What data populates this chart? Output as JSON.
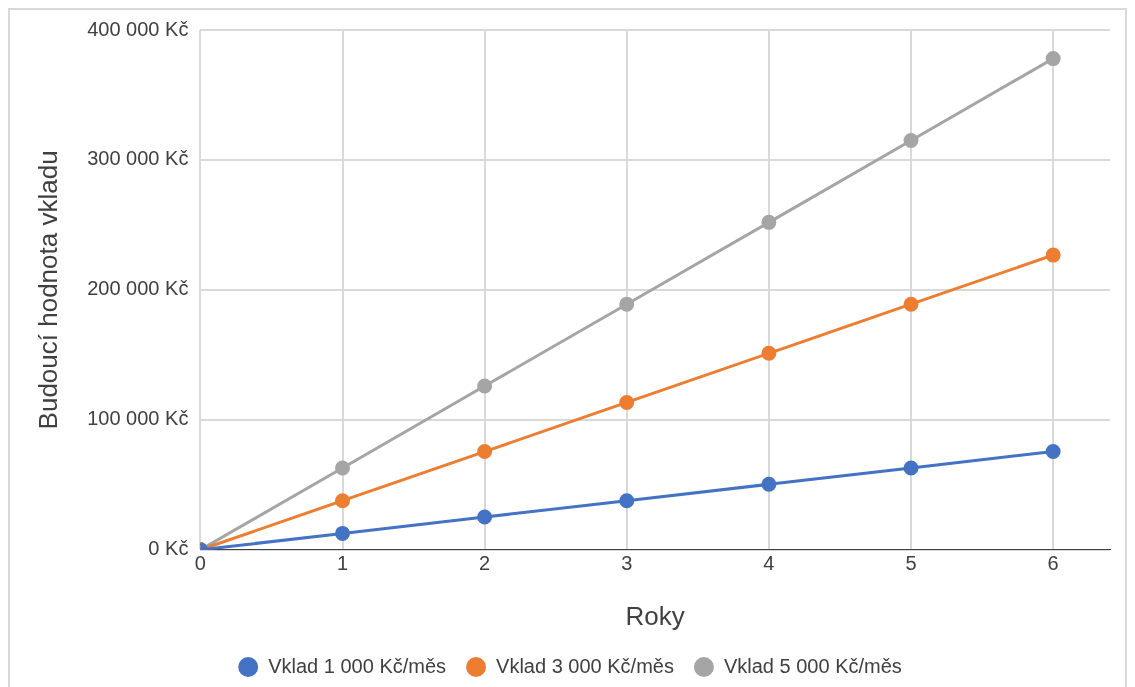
{
  "chart_data": {
    "type": "line",
    "xlabel": "Roky",
    "ylabel": "Budoucí hodnota vkladu",
    "x": [
      0,
      1,
      2,
      3,
      4,
      5,
      6
    ],
    "series": [
      {
        "name": "Vklad 1 000 Kč/měs",
        "color": "#4472c4",
        "values": [
          0,
          12600,
          25200,
          37800,
          50400,
          63000,
          75600
        ]
      },
      {
        "name": "Vklad 3 000 Kč/měs",
        "color": "#ed7d31",
        "values": [
          0,
          37800,
          75600,
          113400,
          151200,
          189000,
          226800
        ]
      },
      {
        "name": "Vklad 5 000 Kč/měs",
        "color": "#a5a5a5",
        "values": [
          0,
          63000,
          126000,
          189000,
          252000,
          315000,
          378000
        ]
      }
    ],
    "xlim": [
      0,
      6.4
    ],
    "xticks": [
      0,
      1,
      2,
      3,
      4,
      5,
      6
    ],
    "ylim": [
      0,
      400000
    ],
    "yticks": [
      {
        "value": 0,
        "label": "0 Kč"
      },
      {
        "value": 100000,
        "label": "100 000 Kč"
      },
      {
        "value": 200000,
        "label": "200 000 Kč"
      },
      {
        "value": 300000,
        "label": "300 000 Kč"
      },
      {
        "value": 400000,
        "label": "400 000 Kč"
      }
    ],
    "grid": true,
    "legend": "bottom",
    "marker": "circle",
    "line_style": "solid"
  }
}
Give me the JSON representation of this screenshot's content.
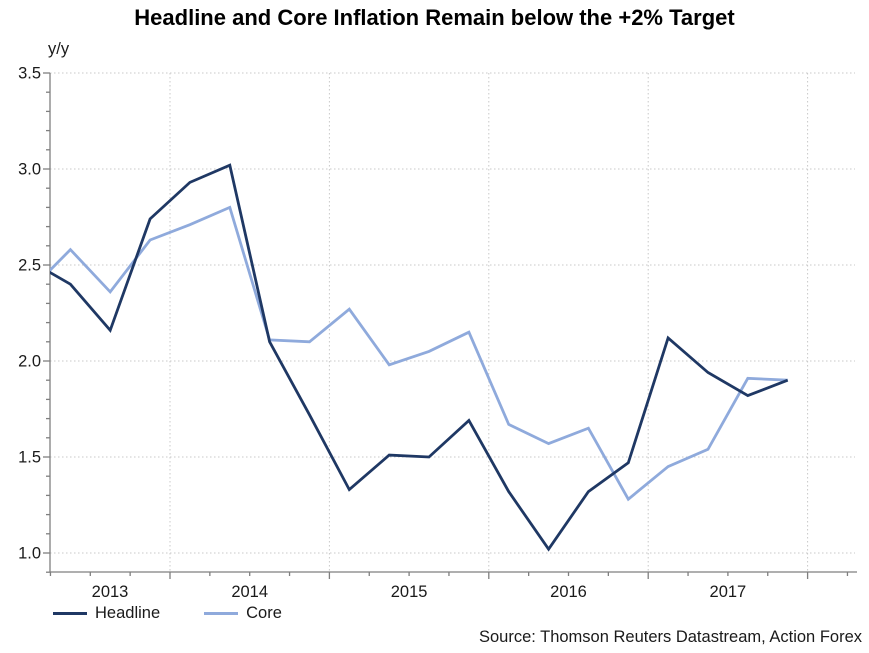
{
  "title": "Headline and Core Inflation Remain below the +2% Target",
  "source": "Source: Thomson Reuters Datastream, Action Forex",
  "colors": {
    "headline_line": "#1f3864",
    "core_line": "#8faadc",
    "gridline": "#c8c8c8",
    "axis": "#7f7f7f",
    "text": "#1a1a1a"
  },
  "chart_data": {
    "type": "line",
    "title": "Headline and Core Inflation Remain below the +2% Target",
    "ylabel": "y/y",
    "xlabel": "",
    "ylim": [
      0.9,
      3.5
    ],
    "yticks": [
      1.0,
      1.5,
      2.0,
      2.5,
      3.0,
      3.5
    ],
    "y_minor_step": 0.1,
    "grid": true,
    "legend_position": "bottom-left",
    "x_year_labels": [
      2013,
      2014,
      2015,
      2016,
      2017
    ],
    "x": [
      2013.125,
      2013.375,
      2013.625,
      2013.875,
      2014.125,
      2014.375,
      2014.625,
      2014.875,
      2015.125,
      2015.375,
      2015.625,
      2015.875,
      2016.125,
      2016.375,
      2016.625,
      2016.875,
      2017.125,
      2017.375,
      2017.625,
      2017.875
    ],
    "series": [
      {
        "name": "Headline",
        "color": "#1f3864",
        "values": [
          2.52,
          2.4,
          2.16,
          2.74,
          2.93,
          3.02,
          2.1,
          1.72,
          1.33,
          1.51,
          1.5,
          1.69,
          1.32,
          1.02,
          1.32,
          1.47,
          2.12,
          1.94,
          1.82,
          1.9
        ]
      },
      {
        "name": "Core",
        "color": "#8faadc",
        "values": [
          2.37,
          2.58,
          2.36,
          2.63,
          2.71,
          2.8,
          2.11,
          2.1,
          2.27,
          1.98,
          2.05,
          2.15,
          1.67,
          1.57,
          1.65,
          1.28,
          1.45,
          1.54,
          1.91,
          1.9
        ]
      }
    ],
    "source": "Source: Thomson Reuters Datastream, Action Forex"
  }
}
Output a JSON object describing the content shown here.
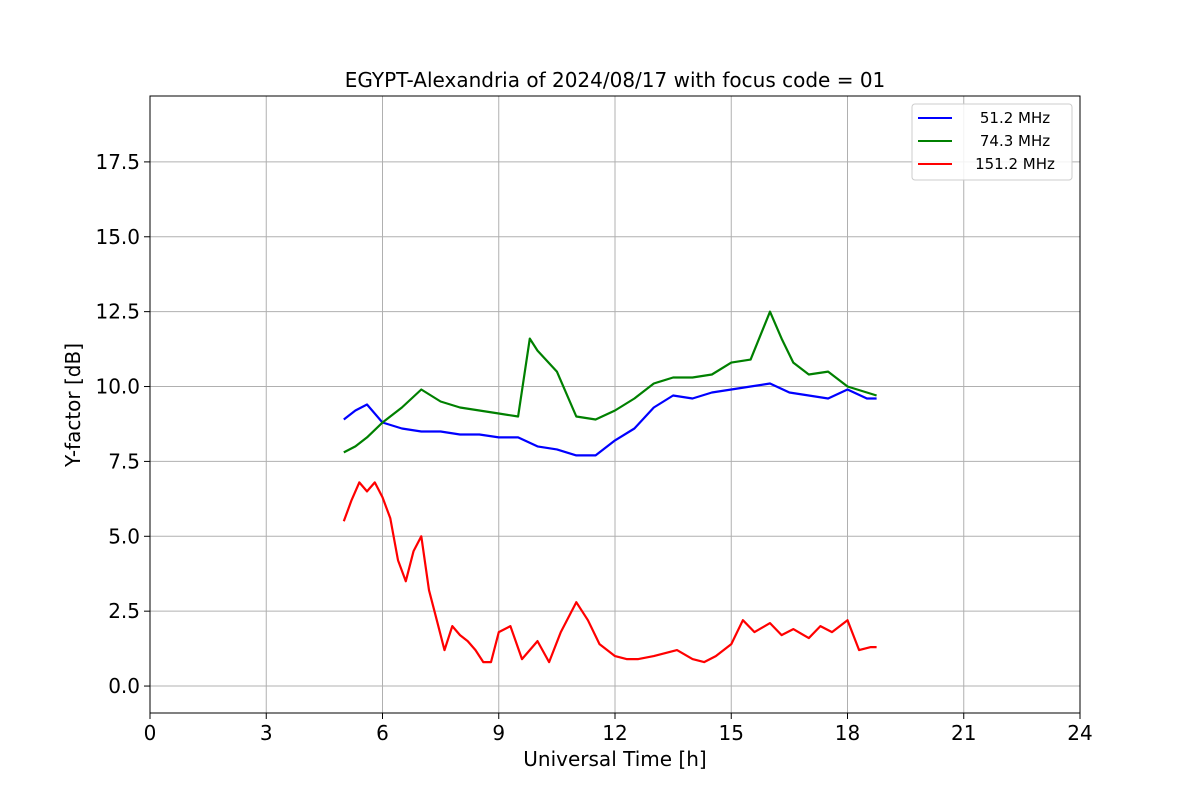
···
→ To be done
Every record must be copied exactly, with the pictures left out.

→ Reply to the exercise
What data populates this chart? Output as JSON.
{
  "chart_data": {
    "type": "line",
    "xlabel": "Roky",
    "ylabel": "Budoucí hodnota vkladu",
    "x": [
      0,
      1,
      2,
      3,
      4,
      5,
      6
    ],
    "series": [
      {
        "name": "Vklad 1 000 Kč/měs",
        "color": "#4472c4",
        "values": [
          0,
          12600,
          25200,
          37800,
          50400,
          63000,
          75600
        ]
      },
      {
        "name": "Vklad 3 000 Kč/měs",
        "color": "#ed7d31",
        "values": [
          0,
          37800,
          75600,
          113400,
          151200,
          189000,
          226800
        ]
      },
      {
        "name": "Vklad 5 000 Kč/měs",
        "color": "#a5a5a5",
        "values": [
          0,
          63000,
          126000,
          189000,
          252000,
          315000,
          378000
        ]
      }
    ],
    "xlim": [
      0,
      6.4
    ],
    "xticks": [
      0,
      1,
      2,
      3,
      4,
      5,
      6
    ],
    "ylim": [
      0,
      400000
    ],
    "yticks": [
      {
        "value": 0,
        "label": "0 Kč"
      },
      {
        "value": 100000,
        "label": "100 000 Kč"
      },
      {
        "value": 200000,
        "label": "200 000 Kč"
      },
      {
        "value": 300000,
        "label": "300 000 Kč"
      },
      {
        "value": 400000,
        "label": "400 000 Kč"
      }
    ],
    "grid": true,
    "legend": "bottom",
    "marker": "circle",
    "line_style": "solid"
  }
}
Give me the JSON representation of this screenshot's content.
{
  "title": "Headline and Core Inflation Remain below the +2% Target",
  "source": "Source: Thomson Reuters Datastream, Action Forex",
  "colors": {
    "headline_line": "#1f3864",
    "core_line": "#8faadc",
    "gridline": "#c8c8c8",
    "axis": "#7f7f7f",
    "text": "#1a1a1a"
  },
  "chart_data": {
    "type": "line",
    "title": "Headline and Core Inflation Remain below the +2% Target",
    "ylabel": "y/y",
    "xlabel": "",
    "ylim": [
      0.9,
      3.5
    ],
    "yticks": [
      1.0,
      1.5,
      2.0,
      2.5,
      3.0,
      3.5
    ],
    "y_minor_step": 0.1,
    "grid": true,
    "legend_position": "bottom-left",
    "x_year_labels": [
      2013,
      2014,
      2015,
      2016,
      2017
    ],
    "x": [
      2013.125,
      2013.375,
      2013.625,
      2013.875,
      2014.125,
      2014.375,
      2014.625,
      2014.875,
      2015.125,
      2015.375,
      2015.625,
      2015.875,
      2016.125,
      2016.375,
      2016.625,
      2016.875,
      2017.125,
      2017.375,
      2017.625,
      2017.875
    ],
    "series": [
      {
        "name": "Headline",
        "color": "#1f3864",
        "values": [
          2.52,
          2.4,
          2.16,
          2.74,
          2.93,
          3.02,
          2.1,
          1.72,
          1.33,
          1.51,
          1.5,
          1.69,
          1.32,
          1.02,
          1.32,
          1.47,
          2.12,
          1.94,
          1.82,
          1.9
        ]
      },
      {
        "name": "Core",
        "color": "#8faadc",
        "values": [
          2.37,
          2.58,
          2.36,
          2.63,
          2.71,
          2.8,
          2.11,
          2.1,
          2.27,
          1.98,
          2.05,
          2.15,
          1.67,
          1.57,
          1.65,
          1.28,
          1.45,
          1.54,
          1.91,
          1.9
        ]
      }
    ],
    "source": "Source: Thomson Reuters Datastream, Action Forex"
  }
}
Output a JSON object describing the content shown here.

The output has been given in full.